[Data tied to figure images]
[start]
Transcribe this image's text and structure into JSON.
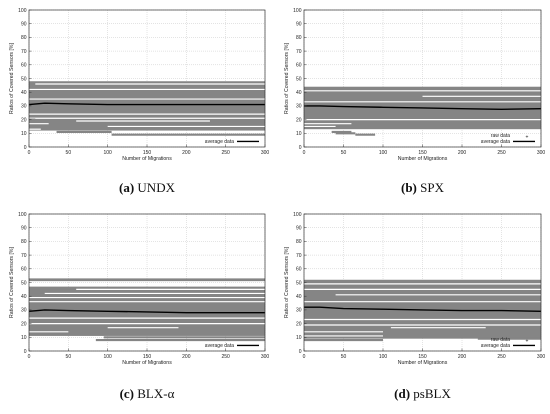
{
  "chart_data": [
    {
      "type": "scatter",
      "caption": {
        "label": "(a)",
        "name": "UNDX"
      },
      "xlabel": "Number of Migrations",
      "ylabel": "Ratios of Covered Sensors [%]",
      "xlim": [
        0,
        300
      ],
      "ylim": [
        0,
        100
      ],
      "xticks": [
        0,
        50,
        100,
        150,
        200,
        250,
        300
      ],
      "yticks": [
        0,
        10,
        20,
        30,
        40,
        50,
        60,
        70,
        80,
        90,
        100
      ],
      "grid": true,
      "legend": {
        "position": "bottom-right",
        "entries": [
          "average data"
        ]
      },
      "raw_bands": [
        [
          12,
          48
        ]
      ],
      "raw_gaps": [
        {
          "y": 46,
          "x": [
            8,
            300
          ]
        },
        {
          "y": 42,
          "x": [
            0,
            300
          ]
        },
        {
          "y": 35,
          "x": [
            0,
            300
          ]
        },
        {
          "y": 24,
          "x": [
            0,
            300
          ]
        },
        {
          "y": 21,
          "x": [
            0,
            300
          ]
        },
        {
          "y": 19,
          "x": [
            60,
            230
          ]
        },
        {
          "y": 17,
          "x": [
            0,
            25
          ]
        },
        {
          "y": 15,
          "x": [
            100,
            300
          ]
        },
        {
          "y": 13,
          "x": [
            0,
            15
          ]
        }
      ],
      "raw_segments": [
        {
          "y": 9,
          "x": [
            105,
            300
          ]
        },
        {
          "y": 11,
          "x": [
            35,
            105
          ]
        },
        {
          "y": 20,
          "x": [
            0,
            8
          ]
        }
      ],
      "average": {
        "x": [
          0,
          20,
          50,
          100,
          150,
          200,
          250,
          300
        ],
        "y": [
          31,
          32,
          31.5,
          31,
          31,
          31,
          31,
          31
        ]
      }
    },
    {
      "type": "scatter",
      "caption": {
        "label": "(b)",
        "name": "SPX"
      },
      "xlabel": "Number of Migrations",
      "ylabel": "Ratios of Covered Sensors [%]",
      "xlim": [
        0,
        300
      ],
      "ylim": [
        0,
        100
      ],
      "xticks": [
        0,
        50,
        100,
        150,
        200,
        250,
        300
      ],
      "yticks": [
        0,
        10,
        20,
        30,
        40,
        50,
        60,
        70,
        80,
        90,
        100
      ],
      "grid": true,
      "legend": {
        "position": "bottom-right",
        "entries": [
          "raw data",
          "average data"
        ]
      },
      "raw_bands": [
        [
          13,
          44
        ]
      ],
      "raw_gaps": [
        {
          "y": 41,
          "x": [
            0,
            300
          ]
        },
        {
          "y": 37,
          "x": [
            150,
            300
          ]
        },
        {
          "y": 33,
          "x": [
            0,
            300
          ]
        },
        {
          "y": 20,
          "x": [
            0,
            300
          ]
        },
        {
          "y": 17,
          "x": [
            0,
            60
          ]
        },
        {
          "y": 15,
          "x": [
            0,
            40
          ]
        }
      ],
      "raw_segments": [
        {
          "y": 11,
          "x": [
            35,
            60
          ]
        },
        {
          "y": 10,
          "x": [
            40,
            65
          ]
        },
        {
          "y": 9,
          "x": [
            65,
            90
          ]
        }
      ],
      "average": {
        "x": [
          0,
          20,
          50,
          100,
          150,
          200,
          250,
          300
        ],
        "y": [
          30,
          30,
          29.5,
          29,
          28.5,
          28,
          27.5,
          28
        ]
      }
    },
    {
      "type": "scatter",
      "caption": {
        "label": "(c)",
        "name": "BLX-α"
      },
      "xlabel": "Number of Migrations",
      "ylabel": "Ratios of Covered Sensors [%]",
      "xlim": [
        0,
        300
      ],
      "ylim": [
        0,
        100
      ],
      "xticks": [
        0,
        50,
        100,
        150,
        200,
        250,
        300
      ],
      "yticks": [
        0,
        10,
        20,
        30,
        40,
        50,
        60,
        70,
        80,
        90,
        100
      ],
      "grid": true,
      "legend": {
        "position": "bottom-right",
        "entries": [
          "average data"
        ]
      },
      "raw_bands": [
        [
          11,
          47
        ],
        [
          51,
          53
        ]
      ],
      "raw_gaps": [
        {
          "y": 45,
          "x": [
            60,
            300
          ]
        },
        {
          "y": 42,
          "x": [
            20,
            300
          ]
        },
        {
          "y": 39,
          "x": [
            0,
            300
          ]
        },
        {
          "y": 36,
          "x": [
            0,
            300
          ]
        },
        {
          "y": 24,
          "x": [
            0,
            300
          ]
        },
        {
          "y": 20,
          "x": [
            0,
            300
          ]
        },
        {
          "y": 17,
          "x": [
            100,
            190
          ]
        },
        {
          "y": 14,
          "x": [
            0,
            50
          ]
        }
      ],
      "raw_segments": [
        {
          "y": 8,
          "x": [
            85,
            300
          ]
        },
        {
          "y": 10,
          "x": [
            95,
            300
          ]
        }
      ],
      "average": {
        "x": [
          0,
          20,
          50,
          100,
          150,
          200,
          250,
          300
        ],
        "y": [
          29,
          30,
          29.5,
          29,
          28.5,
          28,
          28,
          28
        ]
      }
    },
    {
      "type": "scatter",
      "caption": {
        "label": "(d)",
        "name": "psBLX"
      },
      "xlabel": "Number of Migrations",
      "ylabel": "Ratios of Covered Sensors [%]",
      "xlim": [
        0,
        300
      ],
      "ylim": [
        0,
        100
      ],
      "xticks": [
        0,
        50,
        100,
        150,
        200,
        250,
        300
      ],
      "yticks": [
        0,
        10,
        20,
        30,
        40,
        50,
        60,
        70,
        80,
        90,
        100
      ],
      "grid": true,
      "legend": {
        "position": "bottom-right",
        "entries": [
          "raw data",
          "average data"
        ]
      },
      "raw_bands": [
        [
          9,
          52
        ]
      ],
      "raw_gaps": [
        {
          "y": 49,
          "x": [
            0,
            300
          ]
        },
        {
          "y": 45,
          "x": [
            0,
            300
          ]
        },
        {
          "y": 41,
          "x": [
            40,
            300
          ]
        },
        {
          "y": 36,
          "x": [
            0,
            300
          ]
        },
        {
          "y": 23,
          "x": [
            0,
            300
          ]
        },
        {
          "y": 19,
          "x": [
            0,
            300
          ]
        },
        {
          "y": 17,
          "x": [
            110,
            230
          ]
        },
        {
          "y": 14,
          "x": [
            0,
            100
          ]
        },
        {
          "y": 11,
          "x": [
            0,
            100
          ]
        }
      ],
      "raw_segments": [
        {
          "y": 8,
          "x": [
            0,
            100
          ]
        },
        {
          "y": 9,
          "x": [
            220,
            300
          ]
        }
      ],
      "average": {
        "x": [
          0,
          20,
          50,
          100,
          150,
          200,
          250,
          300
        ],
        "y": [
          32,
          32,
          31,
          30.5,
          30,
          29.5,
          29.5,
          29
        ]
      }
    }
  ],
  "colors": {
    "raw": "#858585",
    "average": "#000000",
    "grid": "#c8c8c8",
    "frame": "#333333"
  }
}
[end]
WHAT NEEDS TO BE DONE:
Copy the records above exactly, omitting every picture.

SOLVED EXERCISE:
Transcribe this image's text and structure into JSON.
{
  "chart_data": [
    {
      "type": "scatter",
      "caption": {
        "label": "(a)",
        "name": "UNDX"
      },
      "xlabel": "Number of Migrations",
      "ylabel": "Ratios of Covered Sensors [%]",
      "xlim": [
        0,
        300
      ],
      "ylim": [
        0,
        100
      ],
      "xticks": [
        0,
        50,
        100,
        150,
        200,
        250,
        300
      ],
      "yticks": [
        0,
        10,
        20,
        30,
        40,
        50,
        60,
        70,
        80,
        90,
        100
      ],
      "grid": true,
      "legend": {
        "position": "bottom-right",
        "entries": [
          "average data"
        ]
      },
      "raw_bands": [
        [
          12,
          48
        ]
      ],
      "raw_gaps": [
        {
          "y": 46,
          "x": [
            8,
            300
          ]
        },
        {
          "y": 42,
          "x": [
            0,
            300
          ]
        },
        {
          "y": 35,
          "x": [
            0,
            300
          ]
        },
        {
          "y": 24,
          "x": [
            0,
            300
          ]
        },
        {
          "y": 21,
          "x": [
            0,
            300
          ]
        },
        {
          "y": 19,
          "x": [
            60,
            230
          ]
        },
        {
          "y": 17,
          "x": [
            0,
            25
          ]
        },
        {
          "y": 15,
          "x": [
            100,
            300
          ]
        },
        {
          "y": 13,
          "x": [
            0,
            15
          ]
        }
      ],
      "raw_segments": [
        {
          "y": 9,
          "x": [
            105,
            300
          ]
        },
        {
          "y": 11,
          "x": [
            35,
            105
          ]
        },
        {
          "y": 20,
          "x": [
            0,
            8
          ]
        }
      ],
      "average": {
        "x": [
          0,
          20,
          50,
          100,
          150,
          200,
          250,
          300
        ],
        "y": [
          31,
          32,
          31.5,
          31,
          31,
          31,
          31,
          31
        ]
      }
    },
    {
      "type": "scatter",
      "caption": {
        "label": "(b)",
        "name": "SPX"
      },
      "xlabel": "Number of Migrations",
      "ylabel": "Ratios of Covered Sensors [%]",
      "xlim": [
        0,
        300
      ],
      "ylim": [
        0,
        100
      ],
      "xticks": [
        0,
        50,
        100,
        150,
        200,
        250,
        300
      ],
      "yticks": [
        0,
        10,
        20,
        30,
        40,
        50,
        60,
        70,
        80,
        90,
        100
      ],
      "grid": true,
      "legend": {
        "position": "bottom-right",
        "entries": [
          "raw data",
          "average data"
        ]
      },
      "raw_bands": [
        [
          13,
          44
        ]
      ],
      "raw_gaps": [
        {
          "y": 41,
          "x": [
            0,
            300
          ]
        },
        {
          "y": 37,
          "x": [
            150,
            300
          ]
        },
        {
          "y": 33,
          "x": [
            0,
            300
          ]
        },
        {
          "y": 20,
          "x": [
            0,
            300
          ]
        },
        {
          "y": 17,
          "x": [
            0,
            60
          ]
        },
        {
          "y": 15,
          "x": [
            0,
            40
          ]
        }
      ],
      "raw_segments": [
        {
          "y": 11,
          "x": [
            35,
            60
          ]
        },
        {
          "y": 10,
          "x": [
            40,
            65
          ]
        },
        {
          "y": 9,
          "x": [
            65,
            90
          ]
        }
      ],
      "average": {
        "x": [
          0,
          20,
          50,
          100,
          150,
          200,
          250,
          300
        ],
        "y": [
          30,
          30,
          29.5,
          29,
          28.5,
          28,
          27.5,
          28
        ]
      }
    },
    {
      "type": "scatter",
      "caption": {
        "label": "(c)",
        "name": "BLX-α"
      },
      "xlabel": "Number of Migrations",
      "ylabel": "Ratios of Covered Sensors [%]",
      "xlim": [
        0,
        300
      ],
      "ylim": [
        0,
        100
      ],
      "xticks": [
        0,
        50,
        100,
        150,
        200,
        250,
        300
      ],
      "yticks": [
        0,
        10,
        20,
        30,
        40,
        50,
        60,
        70,
        80,
        90,
        100
      ],
      "grid": true,
      "legend": {
        "position": "bottom-right",
        "entries": [
          "average data"
        ]
      },
      "raw_bands": [
        [
          11,
          47
        ],
        [
          51,
          53
        ]
      ],
      "raw_gaps": [
        {
          "y": 45,
          "x": [
            60,
            300
          ]
        },
        {
          "y": 42,
          "x": [
            20,
            300
          ]
        },
        {
          "y": 39,
          "x": [
            0,
            300
          ]
        },
        {
          "y": 36,
          "x": [
            0,
            300
          ]
        },
        {
          "y": 24,
          "x": [
            0,
            300
          ]
        },
        {
          "y": 20,
          "x": [
            0,
            300
          ]
        },
        {
          "y": 17,
          "x": [
            100,
            190
          ]
        },
        {
          "y": 14,
          "x": [
            0,
            50
          ]
        }
      ],
      "raw_segments": [
        {
          "y": 8,
          "x": [
            85,
            300
          ]
        },
        {
          "y": 10,
          "x": [
            95,
            300
          ]
        }
      ],
      "average": {
        "x": [
          0,
          20,
          50,
          100,
          150,
          200,
          250,
          300
        ],
        "y": [
          29,
          30,
          29.5,
          29,
          28.5,
          28,
          28,
          28
        ]
      }
    },
    {
      "type": "scatter",
      "caption": {
        "label": "(d)",
        "name": "psBLX"
      },
      "xlabel": "Number of Migrations",
      "ylabel": "Ratios of Covered Sensors [%]",
      "xlim": [
        0,
        300
      ],
      "ylim": [
        0,
        100
      ],
      "xticks": [
        0,
        50,
        100,
        150,
        200,
        250,
        300
      ],
      "yticks": [
        0,
        10,
        20,
        30,
        40,
        50,
        60,
        70,
        80,
        90,
        100
      ],
      "grid": true,
      "legend": {
        "position": "bottom-right",
        "entries": [
          "raw data",
          "average data"
        ]
      },
      "raw_bands": [
        [
          9,
          52
        ]
      ],
      "raw_gaps": [
        {
          "y": 49,
          "x": [
            0,
            300
          ]
        },
        {
          "y": 45,
          "x": [
            0,
            300
          ]
        },
        {
          "y": 41,
          "x": [
            40,
            300
          ]
        },
        {
          "y": 36,
          "x": [
            0,
            300
          ]
        },
        {
          "y": 23,
          "x": [
            0,
            300
          ]
        },
        {
          "y": 19,
          "x": [
            0,
            300
          ]
        },
        {
          "y": 17,
          "x": [
            110,
            230
          ]
        },
        {
          "y": 14,
          "x": [
            0,
            100
          ]
        },
        {
          "y": 11,
          "x": [
            0,
            100
          ]
        }
      ],
      "raw_segments": [
        {
          "y": 8,
          "x": [
            0,
            100
          ]
        },
        {
          "y": 9,
          "x": [
            220,
            300
          ]
        }
      ],
      "average": {
        "x": [
          0,
          20,
          50,
          100,
          150,
          200,
          250,
          300
        ],
        "y": [
          32,
          32,
          31,
          30.5,
          30,
          29.5,
          29.5,
          29
        ]
      }
    }
  ],
  "colors": {
    "raw": "#858585",
    "average": "#000000",
    "grid": "#c8c8c8",
    "frame": "#333333"
  }
}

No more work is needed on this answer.